DATA SUPPLIED -
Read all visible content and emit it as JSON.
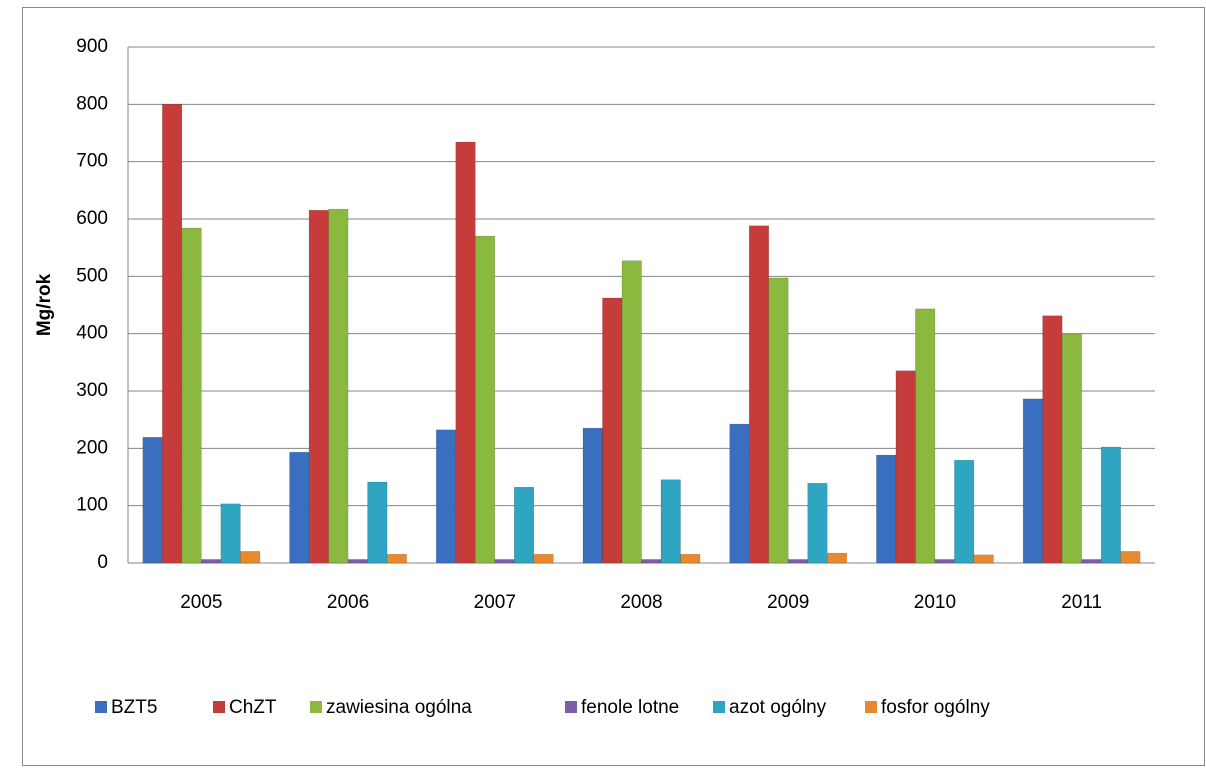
{
  "chart_data": {
    "type": "bar",
    "y_label": "Mg/rok",
    "categories": [
      "2005",
      "2006",
      "2007",
      "2008",
      "2009",
      "2010",
      "2011"
    ],
    "series": [
      {
        "name": "BZT5",
        "color": "#3a6fc0",
        "values": [
          214,
          188,
          227,
          230,
          237,
          183,
          281
        ]
      },
      {
        "name": "ChZT",
        "color": "#c63c3a",
        "values": [
          795,
          610,
          729,
          457,
          583,
          330,
          426
        ]
      },
      {
        "name": "zawiesina ogólna",
        "color": "#8bb83f",
        "values": [
          579,
          612,
          565,
          522,
          492,
          438,
          394
        ]
      },
      {
        "name": "fenole lotne",
        "color": "#7a5ea8",
        "values": [
          1,
          1,
          1,
          1,
          1,
          1,
          1
        ]
      },
      {
        "name": "azot ogólny",
        "color": "#2fa5c2",
        "values": [
          98,
          136,
          127,
          140,
          134,
          174,
          197
        ]
      },
      {
        "name": "fosfor ogólny",
        "color": "#e8892e",
        "values": [
          15,
          10,
          10,
          10,
          12,
          9,
          15
        ]
      }
    ],
    "ylim": [
      0,
      900
    ],
    "yticks": [
      0,
      100,
      200,
      300,
      400,
      500,
      600,
      700,
      800,
      900
    ],
    "grid": true,
    "legend": "bottom"
  }
}
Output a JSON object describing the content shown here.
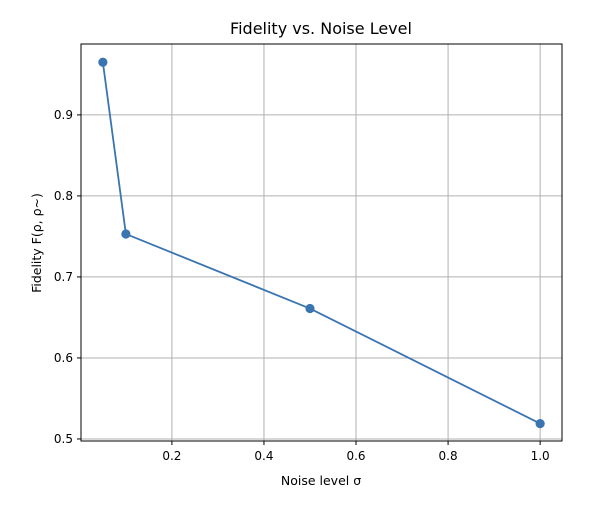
{
  "chart_data": {
    "type": "line",
    "title": "Fidelity vs. Noise Level",
    "xlabel": "Noise level σ",
    "ylabel": "Fidelity F(ρ, ρ~)",
    "xlim": [
      0.0025,
      1.0475
    ],
    "ylim": [
      0.4975,
      0.9875
    ],
    "x_ticks": [
      0.2,
      0.4,
      0.6,
      0.8,
      1.0
    ],
    "x_tick_labels": [
      "0.2",
      "0.4",
      "0.6",
      "0.8",
      "1.0"
    ],
    "y_ticks": [
      0.5,
      0.6,
      0.7,
      0.8,
      0.9
    ],
    "y_tick_labels": [
      "0.5",
      "0.6",
      "0.7",
      "0.8",
      "0.9"
    ],
    "grid": true,
    "legend": "none",
    "series": [
      {
        "x": [
          0.05,
          0.1,
          0.5,
          1.0
        ],
        "values": [
          0.965,
          0.753,
          0.661,
          0.519
        ],
        "color": "#3a75b0",
        "marker": "circle"
      }
    ]
  }
}
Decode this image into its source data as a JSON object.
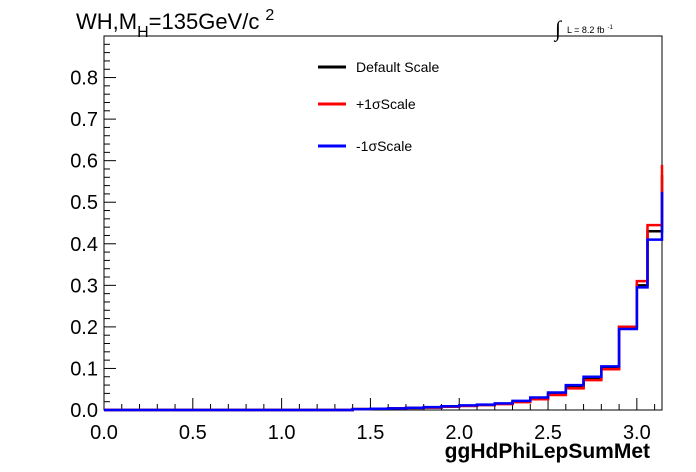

WHAT TO PRODUCE - The records above need to be given again exactly. Omit the pictures.

COMPLETE OUTPUT -
Read all visible content and emit it as JSON.
{
  "chart_data": {
    "type": "bar",
    "y_label": "Mg/rok",
    "categories": [
      "2005",
      "2006",
      "2007",
      "2008",
      "2009",
      "2010",
      "2011"
    ],
    "series": [
      {
        "name": "BZT5",
        "color": "#3a6fc0",
        "values": [
          214,
          188,
          227,
          230,
          237,
          183,
          281
        ]
      },
      {
        "name": "ChZT",
        "color": "#c63c3a",
        "values": [
          795,
          610,
          729,
          457,
          583,
          330,
          426
        ]
      },
      {
        "name": "zawiesina ogólna",
        "color": "#8bb83f",
        "values": [
          579,
          612,
          565,
          522,
          492,
          438,
          394
        ]
      },
      {
        "name": "fenole lotne",
        "color": "#7a5ea8",
        "values": [
          1,
          1,
          1,
          1,
          1,
          1,
          1
        ]
      },
      {
        "name": "azot ogólny",
        "color": "#2fa5c2",
        "values": [
          98,
          136,
          127,
          140,
          134,
          174,
          197
        ]
      },
      {
        "name": "fosfor ogólny",
        "color": "#e8892e",
        "values": [
          15,
          10,
          10,
          10,
          12,
          9,
          15
        ]
      }
    ],
    "ylim": [
      0,
      900
    ],
    "yticks": [
      0,
      100,
      200,
      300,
      400,
      500,
      600,
      700,
      800,
      900
    ],
    "grid": true,
    "legend": "bottom"
  }
}
Output a JSON object describing the content shown here.
{
  "chart_data": {
    "type": "line",
    "title": "Fidelity vs. Noise Level",
    "xlabel": "Noise level σ",
    "ylabel": "Fidelity F(ρ, ρ~)",
    "xlim": [
      0.0025,
      1.0475
    ],
    "ylim": [
      0.4975,
      0.9875
    ],
    "x_ticks": [
      0.2,
      0.4,
      0.6,
      0.8,
      1.0
    ],
    "x_tick_labels": [
      "0.2",
      "0.4",
      "0.6",
      "0.8",
      "1.0"
    ],
    "y_ticks": [
      0.5,
      0.6,
      0.7,
      0.8,
      0.9
    ],
    "y_tick_labels": [
      "0.5",
      "0.6",
      "0.7",
      "0.8",
      "0.9"
    ],
    "grid": true,
    "legend": "none",
    "series": [
      {
        "x": [
          0.05,
          0.1,
          0.5,
          1.0
        ],
        "values": [
          0.965,
          0.753,
          0.661,
          0.519
        ],
        "color": "#3a75b0",
        "marker": "circle"
      }
    ]
  }
}
Decode this image into its source data as a JSON object.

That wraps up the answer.